## WHAT TO WORK ON:
What is the number of lines in the data that hold the string "this"? Reply with that number only.
********
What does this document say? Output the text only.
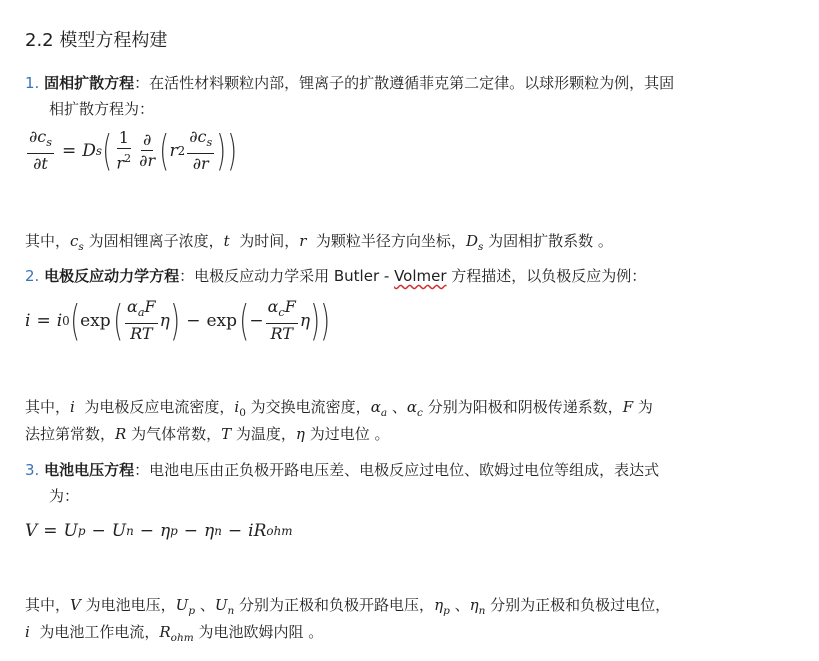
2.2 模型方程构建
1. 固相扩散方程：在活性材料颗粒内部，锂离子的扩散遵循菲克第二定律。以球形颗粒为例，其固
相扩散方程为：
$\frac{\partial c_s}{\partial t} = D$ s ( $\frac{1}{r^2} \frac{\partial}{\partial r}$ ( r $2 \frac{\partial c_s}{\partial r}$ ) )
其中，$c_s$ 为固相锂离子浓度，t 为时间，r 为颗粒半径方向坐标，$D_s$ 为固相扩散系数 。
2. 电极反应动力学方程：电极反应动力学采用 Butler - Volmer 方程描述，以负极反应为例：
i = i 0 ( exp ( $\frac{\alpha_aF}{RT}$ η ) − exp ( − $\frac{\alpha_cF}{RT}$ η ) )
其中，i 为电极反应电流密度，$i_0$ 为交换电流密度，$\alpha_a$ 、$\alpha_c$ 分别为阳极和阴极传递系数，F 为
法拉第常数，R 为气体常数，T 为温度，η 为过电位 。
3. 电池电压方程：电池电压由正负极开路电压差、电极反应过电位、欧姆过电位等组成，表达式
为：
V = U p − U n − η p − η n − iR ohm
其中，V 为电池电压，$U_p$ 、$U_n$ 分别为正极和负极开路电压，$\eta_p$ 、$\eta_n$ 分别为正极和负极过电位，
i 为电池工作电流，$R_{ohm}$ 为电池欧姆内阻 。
********
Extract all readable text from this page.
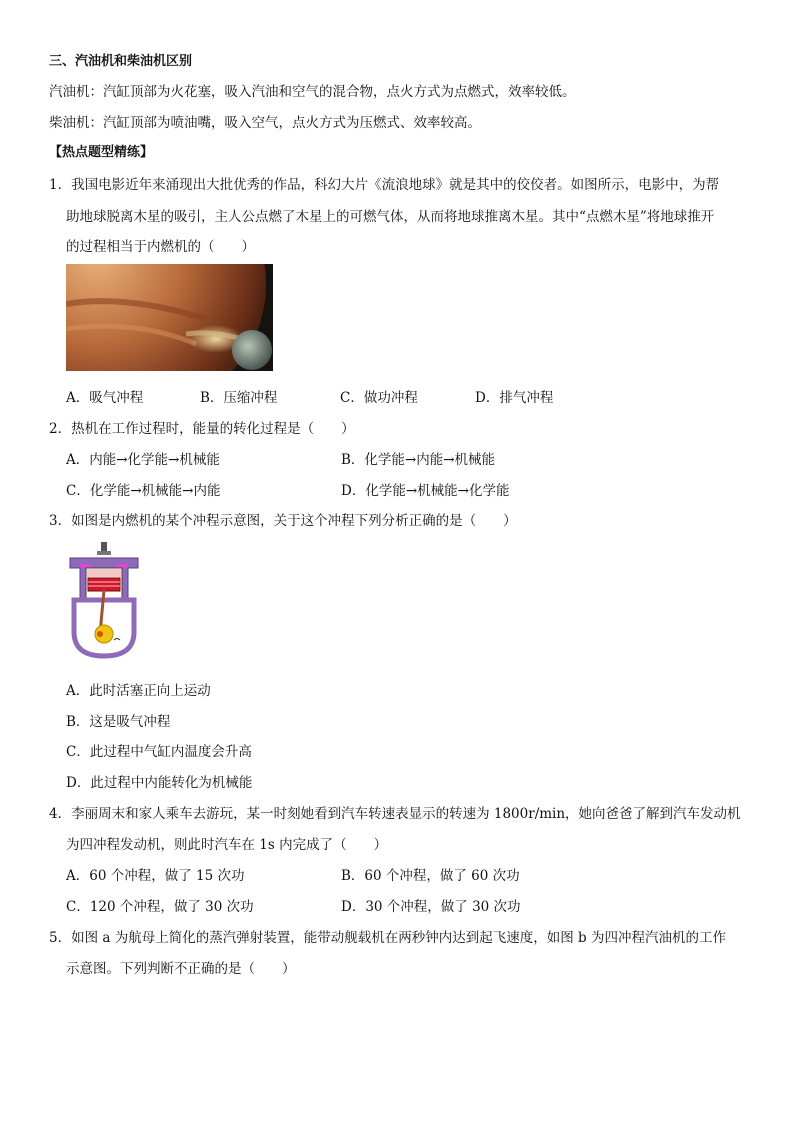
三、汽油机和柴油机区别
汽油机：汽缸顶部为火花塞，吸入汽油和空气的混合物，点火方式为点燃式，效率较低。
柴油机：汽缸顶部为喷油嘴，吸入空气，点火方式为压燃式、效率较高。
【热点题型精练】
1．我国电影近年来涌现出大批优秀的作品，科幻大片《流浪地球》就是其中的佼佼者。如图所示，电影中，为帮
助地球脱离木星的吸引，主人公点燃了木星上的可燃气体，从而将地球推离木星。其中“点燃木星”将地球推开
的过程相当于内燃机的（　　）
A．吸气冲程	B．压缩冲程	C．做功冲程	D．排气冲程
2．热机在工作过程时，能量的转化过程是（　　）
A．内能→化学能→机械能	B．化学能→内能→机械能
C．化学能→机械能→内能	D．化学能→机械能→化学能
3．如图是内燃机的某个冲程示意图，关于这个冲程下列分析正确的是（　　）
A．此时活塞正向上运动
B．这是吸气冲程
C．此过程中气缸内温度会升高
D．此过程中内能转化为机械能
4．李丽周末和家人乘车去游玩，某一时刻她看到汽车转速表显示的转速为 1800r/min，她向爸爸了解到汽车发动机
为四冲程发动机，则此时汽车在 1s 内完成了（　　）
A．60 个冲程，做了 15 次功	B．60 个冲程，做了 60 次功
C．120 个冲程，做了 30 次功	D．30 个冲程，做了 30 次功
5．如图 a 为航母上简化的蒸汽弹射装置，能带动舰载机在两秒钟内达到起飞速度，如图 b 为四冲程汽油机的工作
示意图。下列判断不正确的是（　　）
********
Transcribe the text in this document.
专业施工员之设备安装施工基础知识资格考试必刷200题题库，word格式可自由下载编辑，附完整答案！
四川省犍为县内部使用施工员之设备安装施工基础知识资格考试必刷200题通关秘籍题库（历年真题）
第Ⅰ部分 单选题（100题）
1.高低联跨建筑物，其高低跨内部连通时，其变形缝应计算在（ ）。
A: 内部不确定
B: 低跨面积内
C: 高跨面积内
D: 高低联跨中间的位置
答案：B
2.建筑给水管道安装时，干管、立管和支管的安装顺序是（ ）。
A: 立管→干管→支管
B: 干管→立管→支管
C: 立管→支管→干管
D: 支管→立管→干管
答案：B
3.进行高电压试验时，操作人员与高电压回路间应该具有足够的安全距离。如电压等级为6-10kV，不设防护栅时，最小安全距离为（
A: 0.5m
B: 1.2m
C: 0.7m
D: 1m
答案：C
********
## RESULT BELOW:
3